--- Exercise directions ---
Copy all of the records below verbatim.

Entries taken from a collection

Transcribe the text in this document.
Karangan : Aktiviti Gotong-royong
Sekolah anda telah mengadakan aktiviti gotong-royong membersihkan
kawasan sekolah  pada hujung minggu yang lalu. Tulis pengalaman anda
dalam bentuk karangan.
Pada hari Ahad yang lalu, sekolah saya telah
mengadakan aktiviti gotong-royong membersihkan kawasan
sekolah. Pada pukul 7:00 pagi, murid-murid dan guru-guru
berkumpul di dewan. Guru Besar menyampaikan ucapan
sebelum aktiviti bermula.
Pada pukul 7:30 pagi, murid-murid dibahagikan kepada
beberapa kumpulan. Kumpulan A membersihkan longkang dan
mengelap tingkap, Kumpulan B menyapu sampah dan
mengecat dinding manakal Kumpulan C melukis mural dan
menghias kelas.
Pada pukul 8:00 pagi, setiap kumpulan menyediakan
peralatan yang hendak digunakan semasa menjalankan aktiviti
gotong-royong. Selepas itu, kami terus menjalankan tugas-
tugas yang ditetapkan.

--- Task result ---
Transcribe the text in this document.
Karangan : Aktiviti Gotong-royong
Sekolah anda telah mengadakan aktiviti gotong-royong membersihkan
kawasan sekolah  pada hujung minggu yang lalu. Tulis pengalaman anda
dalam bentuk karangan.
Pada hari Ahad yang lalu, sekolah saya telah
mengadakan aktiviti gotong-royong membersihkan kawasan
sekolah. Pada pukul 7:00 pagi, murid-murid dan guru-guru
berkumpul di dewan. Guru Besar menyampaikan ucapan
sebelum aktiviti bermula.
Pada pukul 7:30 pagi, murid-murid dibahagikan kepada
beberapa kumpulan. Kumpulan A membersihkan longkang dan
mengelap tingkap, Kumpulan B menyapu sampah dan
mengecat dinding manakal Kumpulan C melukis mural dan
menghias kelas.
Pada pukul 8:00 pagi, setiap kumpulan menyediakan
peralatan yang hendak digunakan semasa menjalankan aktiviti
gotong-royong. Selepas itu, kami terus menjalankan tugas-
tugas yang ditetapkan.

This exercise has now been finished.